— WHAT YOU ARE ASKED TO DO —
Every record below should be printed exactly as given.
— BEGIN EXCERPTED DATA —
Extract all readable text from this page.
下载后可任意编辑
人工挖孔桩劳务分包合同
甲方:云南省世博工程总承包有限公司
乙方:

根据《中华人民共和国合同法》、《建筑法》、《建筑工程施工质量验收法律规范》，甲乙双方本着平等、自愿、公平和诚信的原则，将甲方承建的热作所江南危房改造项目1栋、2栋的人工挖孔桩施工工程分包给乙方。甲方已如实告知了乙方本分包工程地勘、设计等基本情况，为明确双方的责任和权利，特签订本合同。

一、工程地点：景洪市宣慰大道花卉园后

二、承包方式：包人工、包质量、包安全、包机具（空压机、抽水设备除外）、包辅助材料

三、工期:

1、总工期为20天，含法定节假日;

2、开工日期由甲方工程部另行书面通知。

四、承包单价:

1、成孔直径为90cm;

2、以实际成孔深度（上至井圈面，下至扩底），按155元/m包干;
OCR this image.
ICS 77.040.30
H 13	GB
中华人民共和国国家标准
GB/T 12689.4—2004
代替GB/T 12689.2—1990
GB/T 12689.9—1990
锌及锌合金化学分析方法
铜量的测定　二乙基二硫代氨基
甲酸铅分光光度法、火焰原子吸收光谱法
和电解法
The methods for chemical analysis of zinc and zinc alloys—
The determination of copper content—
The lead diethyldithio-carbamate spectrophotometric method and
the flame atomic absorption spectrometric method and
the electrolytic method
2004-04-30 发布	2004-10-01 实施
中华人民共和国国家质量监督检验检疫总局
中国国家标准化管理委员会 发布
— END EXCERPTED DATA —
— WORKED ANSWER —
Extract all readable text from this page.
下载后可任意编辑
人工挖孔桩劳务分包合同
甲方:云南省世博工程总承包有限公司
乙方:

根据《中华人民共和国合同法》、《建筑法》、《建筑工程施工质量验收法律规范》，甲乙双方本着平等、自愿、公平和诚信的原则，将甲方承建的热作所江南危房改造项目1栋、2栋的人工挖孔桩施工工程分包给乙方。甲方已如实告知了乙方本分包工程地勘、设计等基本情况，为明确双方的责任和权利，特签订本合同。

一、工程地点：景洪市宣慰大道花卉园后

二、承包方式：包人工、包质量、包安全、包机具（空压机、抽水设备除外）、包辅助材料

三、工期:

1、总工期为20天，含法定节假日;

2、开工日期由甲方工程部另行书面通知。

四、承包单价:

1、成孔直径为90cm;

2、以实际成孔深度（上至井圈面，下至扩底），按155元/m包干;
OCR this image.
ICS 77.040.30
H 13	GB
中华人民共和国国家标准
GB/T 12689.4—2004
代替GB/T 12689.2—1990
GB/T 12689.9—1990
锌及锌合金化学分析方法
铜量的测定　二乙基二硫代氨基
甲酸铅分光光度法、火焰原子吸收光谱法
和电解法
The methods for chemical analysis of zinc and zinc alloys—
The determination of copper content—
The lead diethyldithio-carbamate spectrophotometric method and
the flame atomic absorption spectrometric method and
the electrolytic method
2004-04-30 发布	2004-10-01 实施
中华人民共和国国家质量监督检验检疫总局
中国国家标准化管理委员会 发布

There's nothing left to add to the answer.